EXERCISE INSTRUCTIONS: Copy out every line of the records that contains the string "index". Matching is case-sensitive.

(Dataset rows)
◇ ◇ ◇

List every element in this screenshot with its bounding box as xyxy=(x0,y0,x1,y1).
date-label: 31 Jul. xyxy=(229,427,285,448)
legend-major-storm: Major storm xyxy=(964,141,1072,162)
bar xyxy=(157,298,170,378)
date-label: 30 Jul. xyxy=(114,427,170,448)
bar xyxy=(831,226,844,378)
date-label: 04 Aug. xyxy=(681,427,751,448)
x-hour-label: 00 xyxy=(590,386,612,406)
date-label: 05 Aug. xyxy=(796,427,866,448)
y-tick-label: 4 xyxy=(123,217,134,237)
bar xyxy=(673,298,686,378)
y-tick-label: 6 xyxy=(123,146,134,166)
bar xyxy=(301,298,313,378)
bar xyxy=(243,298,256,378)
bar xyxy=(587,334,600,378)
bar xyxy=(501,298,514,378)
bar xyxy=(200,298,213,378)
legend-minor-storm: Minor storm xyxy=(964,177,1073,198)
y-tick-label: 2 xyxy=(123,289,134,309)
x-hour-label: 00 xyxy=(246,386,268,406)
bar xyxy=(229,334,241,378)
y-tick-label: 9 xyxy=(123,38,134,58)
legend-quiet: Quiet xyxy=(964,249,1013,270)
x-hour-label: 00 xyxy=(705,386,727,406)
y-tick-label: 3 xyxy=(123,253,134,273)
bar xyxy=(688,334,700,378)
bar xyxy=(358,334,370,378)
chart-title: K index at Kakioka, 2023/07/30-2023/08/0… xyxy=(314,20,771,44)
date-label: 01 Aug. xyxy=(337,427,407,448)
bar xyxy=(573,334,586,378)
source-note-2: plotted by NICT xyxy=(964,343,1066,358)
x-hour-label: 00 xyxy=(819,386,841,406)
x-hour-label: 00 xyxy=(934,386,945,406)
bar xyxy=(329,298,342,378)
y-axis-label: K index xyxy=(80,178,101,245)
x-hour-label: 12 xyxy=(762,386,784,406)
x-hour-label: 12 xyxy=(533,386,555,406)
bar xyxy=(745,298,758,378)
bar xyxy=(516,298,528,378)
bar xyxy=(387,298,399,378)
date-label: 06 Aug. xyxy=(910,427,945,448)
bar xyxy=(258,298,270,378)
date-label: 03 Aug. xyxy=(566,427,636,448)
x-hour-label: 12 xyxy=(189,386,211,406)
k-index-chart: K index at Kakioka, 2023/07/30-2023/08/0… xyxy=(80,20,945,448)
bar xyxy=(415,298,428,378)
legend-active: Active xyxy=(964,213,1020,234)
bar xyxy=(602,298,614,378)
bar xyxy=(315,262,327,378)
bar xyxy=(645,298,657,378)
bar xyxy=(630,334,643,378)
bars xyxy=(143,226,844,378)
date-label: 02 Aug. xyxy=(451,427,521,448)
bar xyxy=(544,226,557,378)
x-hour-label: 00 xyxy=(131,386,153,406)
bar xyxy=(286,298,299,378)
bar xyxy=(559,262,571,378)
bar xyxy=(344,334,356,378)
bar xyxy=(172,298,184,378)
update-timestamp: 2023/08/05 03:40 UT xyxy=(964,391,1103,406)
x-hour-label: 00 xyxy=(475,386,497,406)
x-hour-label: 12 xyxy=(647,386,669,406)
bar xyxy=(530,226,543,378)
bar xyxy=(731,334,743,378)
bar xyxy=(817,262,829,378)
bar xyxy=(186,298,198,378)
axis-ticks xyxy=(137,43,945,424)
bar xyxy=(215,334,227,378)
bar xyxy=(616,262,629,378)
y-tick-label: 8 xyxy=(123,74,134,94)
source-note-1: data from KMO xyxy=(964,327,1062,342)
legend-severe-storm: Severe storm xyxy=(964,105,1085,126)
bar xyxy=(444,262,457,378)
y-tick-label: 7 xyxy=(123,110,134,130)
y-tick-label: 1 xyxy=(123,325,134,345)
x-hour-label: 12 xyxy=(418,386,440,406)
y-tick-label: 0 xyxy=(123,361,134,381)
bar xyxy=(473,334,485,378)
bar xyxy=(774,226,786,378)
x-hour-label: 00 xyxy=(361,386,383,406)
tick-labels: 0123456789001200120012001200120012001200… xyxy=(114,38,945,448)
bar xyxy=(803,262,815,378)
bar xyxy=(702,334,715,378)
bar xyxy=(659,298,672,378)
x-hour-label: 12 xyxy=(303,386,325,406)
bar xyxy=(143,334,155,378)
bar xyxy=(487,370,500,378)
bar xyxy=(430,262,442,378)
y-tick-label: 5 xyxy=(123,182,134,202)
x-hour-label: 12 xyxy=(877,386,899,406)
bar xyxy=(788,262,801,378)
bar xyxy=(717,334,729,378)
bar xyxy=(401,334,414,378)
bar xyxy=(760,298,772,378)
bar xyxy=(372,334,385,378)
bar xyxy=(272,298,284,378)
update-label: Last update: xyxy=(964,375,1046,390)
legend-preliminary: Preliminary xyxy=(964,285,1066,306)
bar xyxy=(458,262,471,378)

◇ ◇ ◇

ANSWER FOR THE TASK:
chart-title: K index at Kakioka, 2023/07/30-2023/08/0… xyxy=(314,20,771,44)
y-axis-label: K index xyxy=(80,178,101,245)
k-index-chart: K index at Kakioka, 2023/07/30-2023/08/0… xyxy=(80,20,945,448)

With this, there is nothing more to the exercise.